--- Begin ---

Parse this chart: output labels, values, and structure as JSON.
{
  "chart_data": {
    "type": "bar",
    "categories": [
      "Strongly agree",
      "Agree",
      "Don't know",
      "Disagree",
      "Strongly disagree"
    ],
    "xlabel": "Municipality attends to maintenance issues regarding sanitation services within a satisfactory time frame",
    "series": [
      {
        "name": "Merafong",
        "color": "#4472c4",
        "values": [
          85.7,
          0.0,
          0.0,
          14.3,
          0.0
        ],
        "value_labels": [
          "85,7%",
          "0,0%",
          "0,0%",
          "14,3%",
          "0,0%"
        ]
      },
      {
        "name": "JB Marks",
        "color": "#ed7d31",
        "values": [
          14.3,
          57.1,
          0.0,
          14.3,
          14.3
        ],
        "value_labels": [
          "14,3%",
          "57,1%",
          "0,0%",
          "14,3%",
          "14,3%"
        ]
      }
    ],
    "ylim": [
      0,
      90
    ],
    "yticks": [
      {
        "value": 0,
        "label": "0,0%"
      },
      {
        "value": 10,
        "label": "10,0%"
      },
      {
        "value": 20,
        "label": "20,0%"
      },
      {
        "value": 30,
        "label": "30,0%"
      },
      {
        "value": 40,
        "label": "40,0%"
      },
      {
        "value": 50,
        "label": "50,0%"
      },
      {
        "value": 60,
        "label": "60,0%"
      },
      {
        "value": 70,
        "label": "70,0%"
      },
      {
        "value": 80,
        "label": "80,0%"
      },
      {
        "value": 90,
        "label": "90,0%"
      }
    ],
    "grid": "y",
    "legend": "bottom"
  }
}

--- End ---

▶ _Stated goal_:
Return the whole listing exactly.

▶ _Finished exercise_:
Parse this chart: output labels, values, and structure as JSON.
{
  "chart_data": {
    "type": "bar",
    "categories": [
      "Strongly agree",
      "Agree",
      "Don't know",
      "Disagree",
      "Strongly disagree"
    ],
    "xlabel": "Municipality attends to maintenance issues regarding sanitation services within a satisfactory time frame",
    "series": [
      {
        "name": "Merafong",
        "color": "#4472c4",
        "values": [
          85.7,
          0.0,
          0.0,
          14.3,
          0.0
        ],
        "value_labels": [
          "85,7%",
          "0,0%",
          "0,0%",
          "14,3%",
          "0,0%"
        ]
      },
      {
        "name": "JB Marks",
        "color": "#ed7d31",
        "values": [
          14.3,
          57.1,
          0.0,
          14.3,
          14.3
        ],
        "value_labels": [
          "14,3%",
          "57,1%",
          "0,0%",
          "14,3%",
          "14,3%"
        ]
      }
    ],
    "ylim": [
      0,
      90
    ],
    "yticks": [
      {
        "value": 0,
        "label": "0,0%"
      },
      {
        "value": 10,
        "label": "10,0%"
      },
      {
        "value": 20,
        "label": "20,0%"
      },
      {
        "value": 30,
        "label": "30,0%"
      },
      {
        "value": 40,
        "label": "40,0%"
      },
      {
        "value": 50,
        "label": "50,0%"
      },
      {
        "value": 60,
        "label": "60,0%"
      },
      {
        "value": 70,
        "label": "70,0%"
      },
      {
        "value": 80,
        "label": "80,0%"
      },
      {
        "value": 90,
        "label": "90,0%"
      }
    ],
    "grid": "y",
    "legend": "bottom"
  }
}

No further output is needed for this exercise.